▶ _Given exercise_:
For the data below, report the number of lines that contain the string "Filter" and nothing else.

▶ _Extracted records_:

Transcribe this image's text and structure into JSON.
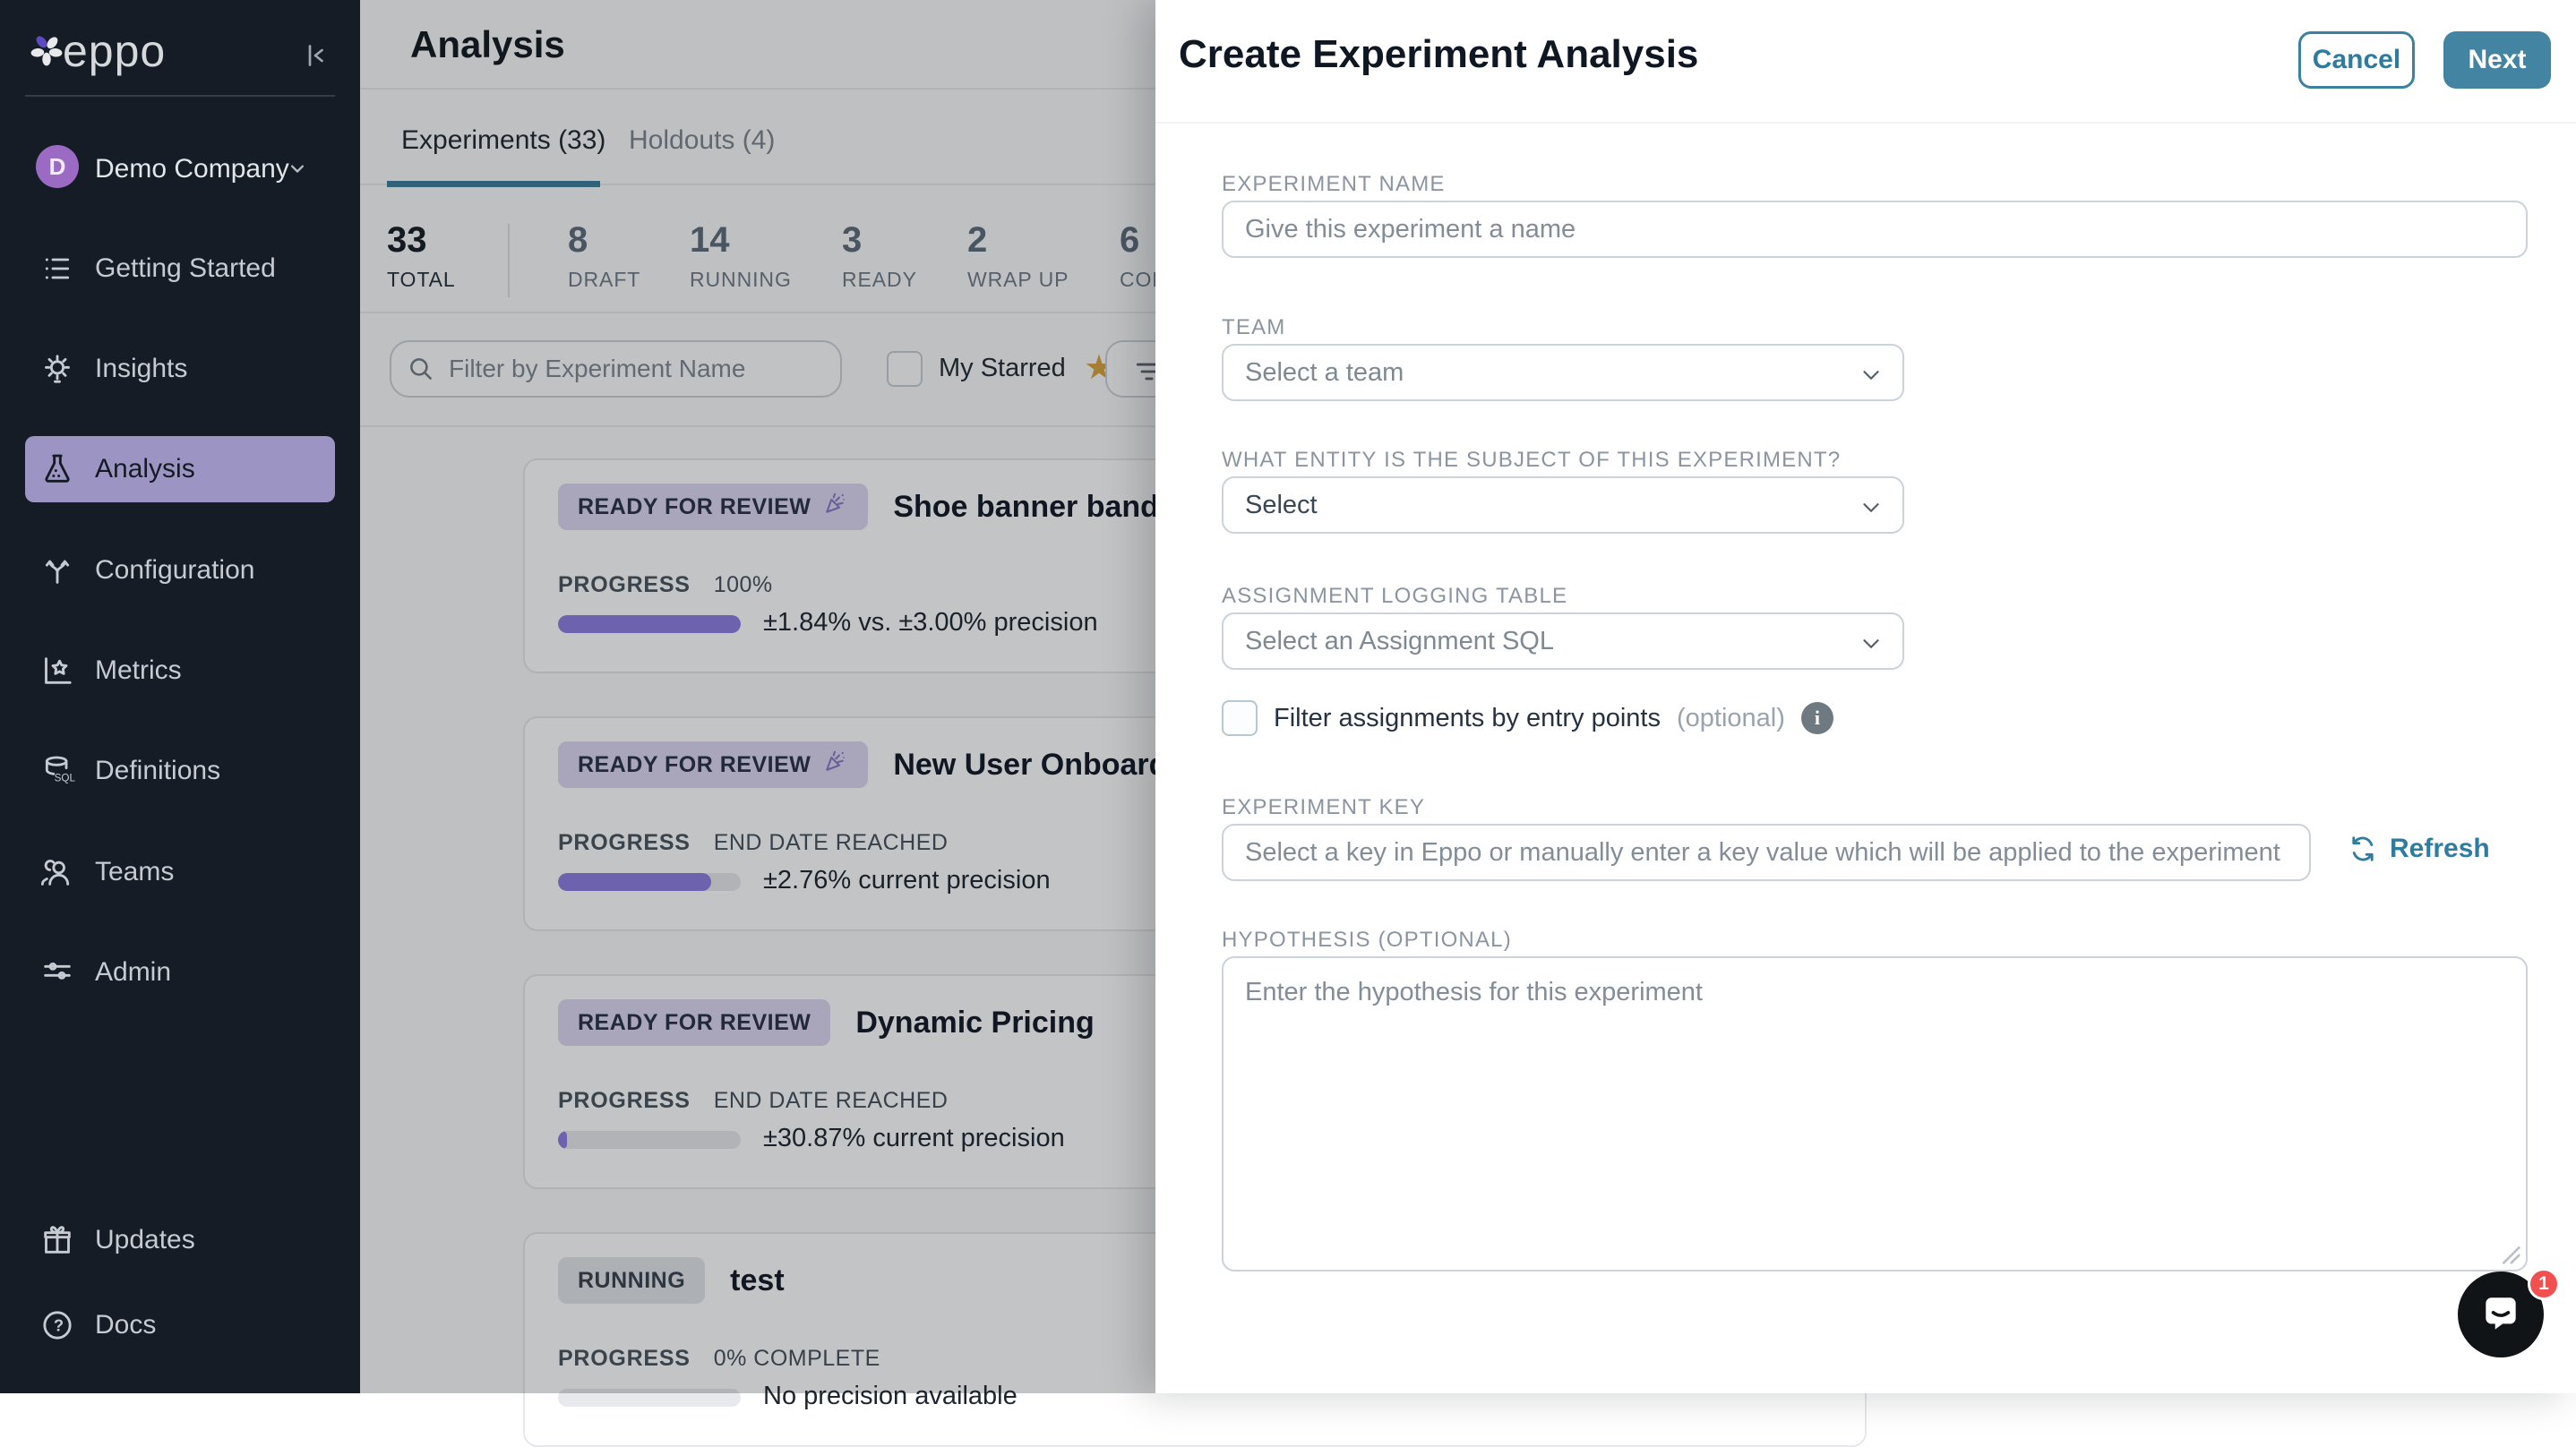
{
  "sidebar": {
    "logo_text": "eppo",
    "workspace": {
      "initial": "D",
      "name": "Demo Company"
    },
    "items": [
      {
        "label": "Getting Started",
        "selected": false
      },
      {
        "label": "Insights",
        "selected": false
      },
      {
        "label": "Analysis",
        "selected": true
      },
      {
        "label": "Configuration",
        "selected": false
      },
      {
        "label": "Metrics",
        "selected": false
      },
      {
        "label": "Definitions",
        "selected": false
      },
      {
        "label": "Teams",
        "selected": false
      },
      {
        "label": "Admin",
        "selected": false
      }
    ],
    "footer_items": [
      {
        "label": "Updates"
      },
      {
        "label": "Docs"
      }
    ]
  },
  "main": {
    "title": "Analysis",
    "tabs": [
      {
        "label": "Experiments (33)",
        "active": true
      },
      {
        "label": "Holdouts (4)",
        "active": false
      }
    ],
    "stats": [
      {
        "value": "33",
        "label": "TOTAL"
      },
      {
        "value": "8",
        "label": "DRAFT"
      },
      {
        "value": "14",
        "label": "RUNNING"
      },
      {
        "value": "3",
        "label": "READY"
      },
      {
        "value": "2",
        "label": "WRAP UP"
      },
      {
        "value": "6",
        "label": "CON"
      }
    ],
    "filter_placeholder": "Filter by Experiment Name",
    "my_starred_label": "My Starred",
    "star_icon": "★",
    "progress_label": "PROGRESS",
    "cards": [
      {
        "badge": "READY FOR REVIEW",
        "celebration": true,
        "title": "Shoe banner bandit ana",
        "status": "100%",
        "pct": 100,
        "precision": "±1.84% vs. ±3.00% precision"
      },
      {
        "badge": "READY FOR REVIEW",
        "celebration": true,
        "title": "New User Onboarding",
        "status": "END DATE REACHED",
        "pct": 84,
        "precision": "±2.76% current precision"
      },
      {
        "badge": "READY FOR REVIEW",
        "celebration": false,
        "title": "Dynamic Pricing",
        "status": "END DATE REACHED",
        "pct": 5,
        "precision": "±30.87% current precision"
      },
      {
        "badge": "RUNNING",
        "celebration": false,
        "title": "test",
        "status": "0% COMPLETE",
        "pct": 0,
        "precision": "No precision available"
      }
    ]
  },
  "modal": {
    "title": "Create Experiment Analysis",
    "cancel_label": "Cancel",
    "next_label": "Next",
    "fields": {
      "name": {
        "label": "EXPERIMENT NAME",
        "placeholder": "Give this experiment a name"
      },
      "team": {
        "label": "TEAM",
        "value": "Select a team"
      },
      "entity": {
        "label": "WHAT ENTITY IS THE SUBJECT OF THIS EXPERIMENT?",
        "value": "Select"
      },
      "assignment": {
        "label": "ASSIGNMENT LOGGING TABLE",
        "value": "Select an Assignment SQL"
      },
      "entry_points": {
        "label": "Filter assignments by entry points",
        "optional": "(optional)"
      },
      "key": {
        "label": "EXPERIMENT KEY",
        "placeholder": "Select a key in Eppo or manually enter a key value which will be applied to the experiment",
        "refresh_label": "Refresh"
      },
      "hypothesis": {
        "label": "HYPOTHESIS (OPTIONAL)",
        "placeholder": "Enter the hypothesis for this experiment"
      }
    }
  },
  "intercom": {
    "badge_count": "1"
  },
  "colors": {
    "sidebar_bg": "#151C26",
    "sidebar_selected": "#9C94C2",
    "accent_teal": "#3E7D97",
    "progress_purple": "#8C7CE0",
    "badge_purple_bg": "#DCD6F1",
    "star_gold": "#D7A43D",
    "notification_red": "#F0504F",
    "avatar_purple": "#9B6BC4"
  }
}
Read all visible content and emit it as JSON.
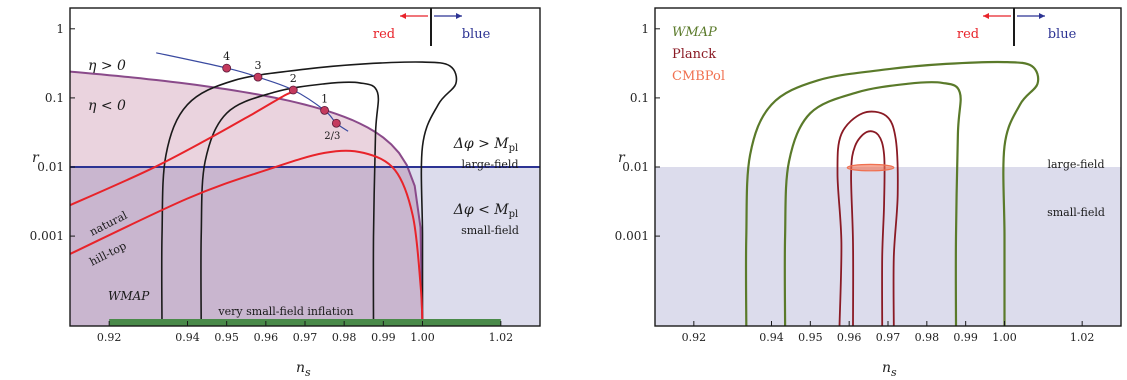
{
  "chart_data": [
    {
      "type": "line",
      "panel": "left",
      "xlabel": "n_s",
      "ylabel": "r",
      "xlim": [
        0.91,
        1.03
      ],
      "ylim": [
        5e-05,
        2.0
      ],
      "yscale": "log",
      "x_ticks": [
        "0.92",
        "0.94",
        "0.95",
        "0.96",
        "0.97",
        "0.98",
        "0.99",
        "1.00",
        "1.02"
      ],
      "x_tick_values": [
        0.92,
        0.94,
        0.95,
        0.96,
        0.97,
        0.98,
        0.99,
        1.0,
        1.02
      ],
      "y_ticks": [
        "1",
        "0.1",
        "0.01",
        "0.001"
      ],
      "y_tick_values": [
        1,
        0.1,
        0.01,
        0.001
      ],
      "grid": false,
      "direction_labels": {
        "red": "red",
        "blue": "blue"
      },
      "regions": [
        {
          "label_top": "η > 0",
          "label_bottom": "η < 0",
          "boundary": "r = 8(1−n_s)/3"
        },
        {
          "label_top": "Δφ > M",
          "sub": "pl",
          "desc": "large-field"
        },
        {
          "label_bottom": "Δφ < M",
          "sub": "pl",
          "desc": "small-field"
        }
      ],
      "boundary_r": 0.01,
      "legend_label": "WMAP",
      "bottom_bar_label": "very small-field inflation",
      "bottom_bar_range": [
        0.92,
        1.02
      ],
      "model_labels": [
        "natural",
        "hill-top"
      ],
      "attractor_points": [
        {
          "label": "4",
          "x": 0.95,
          "y": 0.27
        },
        {
          "label": "3",
          "x": 0.958,
          "y": 0.2
        },
        {
          "label": "2",
          "x": 0.967,
          "y": 0.13
        },
        {
          "label": "1",
          "x": 0.975,
          "y": 0.066
        },
        {
          "label": "2/3",
          "x": 0.978,
          "y": 0.043
        }
      ],
      "colors": {
        "red": "#e8232a",
        "blue": "#2c3393",
        "contour": "#1a1a1a",
        "dot": "#c43a5e",
        "large_region": "#ead3de",
        "small_region": "#dcdcec",
        "overlap": "#c9b6cf",
        "bar": "#4a8a4a"
      }
    },
    {
      "type": "line",
      "panel": "right",
      "xlabel": "n_s",
      "ylabel": "r",
      "xlim": [
        0.91,
        1.03
      ],
      "ylim": [
        5e-05,
        2.0
      ],
      "yscale": "log",
      "x_ticks": [
        "0.92",
        "0.94",
        "0.95",
        "0.96",
        "0.97",
        "0.98",
        "0.99",
        "1.00",
        "1.02"
      ],
      "x_tick_values": [
        0.92,
        0.94,
        0.95,
        0.96,
        0.97,
        0.98,
        0.99,
        1.0,
        1.02
      ],
      "y_ticks": [
        "1",
        "0.1",
        "0.01",
        "0.001"
      ],
      "y_tick_values": [
        1,
        0.1,
        0.01,
        0.001
      ],
      "grid": false,
      "direction_labels": {
        "red": "red",
        "blue": "blue"
      },
      "legend": [
        {
          "name": "WMAP",
          "color": "#5a7a2a"
        },
        {
          "name": "Planck",
          "color": "#8a1a24"
        },
        {
          "name": "CMBPol",
          "color": "#f07050"
        }
      ],
      "region_labels": [
        "large-field",
        "small-field"
      ],
      "boundary_r": 0.01,
      "colors": {
        "wmap": "#5a7a2a",
        "planck": "#8a1a24",
        "cmbpol": "#f07050",
        "small_region": "#dcdcec"
      }
    }
  ]
}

▶ _Task output_:
2